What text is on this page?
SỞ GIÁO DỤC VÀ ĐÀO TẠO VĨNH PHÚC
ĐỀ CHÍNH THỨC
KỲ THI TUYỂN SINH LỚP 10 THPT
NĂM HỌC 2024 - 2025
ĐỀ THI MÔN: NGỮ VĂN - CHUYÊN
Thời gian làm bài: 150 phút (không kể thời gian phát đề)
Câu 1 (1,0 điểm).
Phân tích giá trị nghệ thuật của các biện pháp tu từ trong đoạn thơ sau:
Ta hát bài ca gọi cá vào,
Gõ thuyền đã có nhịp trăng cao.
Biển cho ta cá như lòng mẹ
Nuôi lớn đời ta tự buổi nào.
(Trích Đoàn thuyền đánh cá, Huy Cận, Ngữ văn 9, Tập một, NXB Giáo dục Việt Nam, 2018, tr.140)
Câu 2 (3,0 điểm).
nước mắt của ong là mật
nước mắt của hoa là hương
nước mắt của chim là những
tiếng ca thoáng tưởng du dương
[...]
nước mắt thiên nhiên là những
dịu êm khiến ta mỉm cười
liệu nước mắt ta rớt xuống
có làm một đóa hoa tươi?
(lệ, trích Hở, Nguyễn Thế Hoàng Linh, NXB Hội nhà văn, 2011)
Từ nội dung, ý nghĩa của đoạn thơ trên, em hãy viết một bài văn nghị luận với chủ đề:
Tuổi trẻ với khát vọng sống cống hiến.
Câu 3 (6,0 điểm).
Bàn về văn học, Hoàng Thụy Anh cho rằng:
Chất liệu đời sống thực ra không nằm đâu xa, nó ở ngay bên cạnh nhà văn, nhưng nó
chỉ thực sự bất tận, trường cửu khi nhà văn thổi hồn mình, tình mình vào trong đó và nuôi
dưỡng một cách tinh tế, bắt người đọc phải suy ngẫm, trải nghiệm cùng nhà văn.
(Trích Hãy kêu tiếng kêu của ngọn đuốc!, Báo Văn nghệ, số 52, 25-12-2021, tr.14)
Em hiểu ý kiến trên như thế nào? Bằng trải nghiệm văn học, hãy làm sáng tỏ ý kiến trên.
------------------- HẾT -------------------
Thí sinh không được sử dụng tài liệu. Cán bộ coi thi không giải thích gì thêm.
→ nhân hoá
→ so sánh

# # # # #

What to work on –
Transcribe each entry exactly.

Result of the exercise –
What text is on this page?
SỞ GIÁO DỤC VÀ ĐÀO TẠO VĨNH PHÚC
ĐỀ CHÍNH THỨC
KỲ THI TUYỂN SINH LỚP 10 THPT
NĂM HỌC 2024 - 2025
ĐỀ THI MÔN: NGỮ VĂN - CHUYÊN
Thời gian làm bài: 150 phút (không kể thời gian phát đề)
Câu 1 (1,0 điểm).
Phân tích giá trị nghệ thuật của các biện pháp tu từ trong đoạn thơ sau:
Ta hát bài ca gọi cá vào,
Gõ thuyền đã có nhịp trăng cao.
Biển cho ta cá như lòng mẹ
Nuôi lớn đời ta tự buổi nào.
(Trích Đoàn thuyền đánh cá, Huy Cận, Ngữ văn 9, Tập một, NXB Giáo dục Việt Nam, 2018, tr.140)
Câu 2 (3,0 điểm).
nước mắt của ong là mật
nước mắt của hoa là hương
nước mắt của chim là những
tiếng ca thoáng tưởng du dương
[...]
nước mắt thiên nhiên là những
dịu êm khiến ta mỉm cười
liệu nước mắt ta rớt xuống
có làm một đóa hoa tươi?
(lệ, trích Hở, Nguyễn Thế Hoàng Linh, NXB Hội nhà văn, 2011)
Từ nội dung, ý nghĩa của đoạn thơ trên, em hãy viết một bài văn nghị luận với chủ đề:
Tuổi trẻ với khát vọng sống cống hiến.
Câu 3 (6,0 điểm).
Bàn về văn học, Hoàng Thụy Anh cho rằng:
Chất liệu đời sống thực ra không nằm đâu xa, nó ở ngay bên cạnh nhà văn, nhưng nó
chỉ thực sự bất tận, trường cửu khi nhà văn thổi hồn mình, tình mình vào trong đó và nuôi
dưỡng một cách tinh tế, bắt người đọc phải suy ngẫm, trải nghiệm cùng nhà văn.
(Trích Hãy kêu tiếng kêu của ngọn đuốc!, Báo Văn nghệ, số 52, 25-12-2021, tr.14)
Em hiểu ý kiến trên như thế nào? Bằng trải nghiệm văn học, hãy làm sáng tỏ ý kiến trên.
------------------- HẾT -------------------
Thí sinh không được sử dụng tài liệu. Cán bộ coi thi không giải thích gì thêm.
→ nhân hoá
→ so sánh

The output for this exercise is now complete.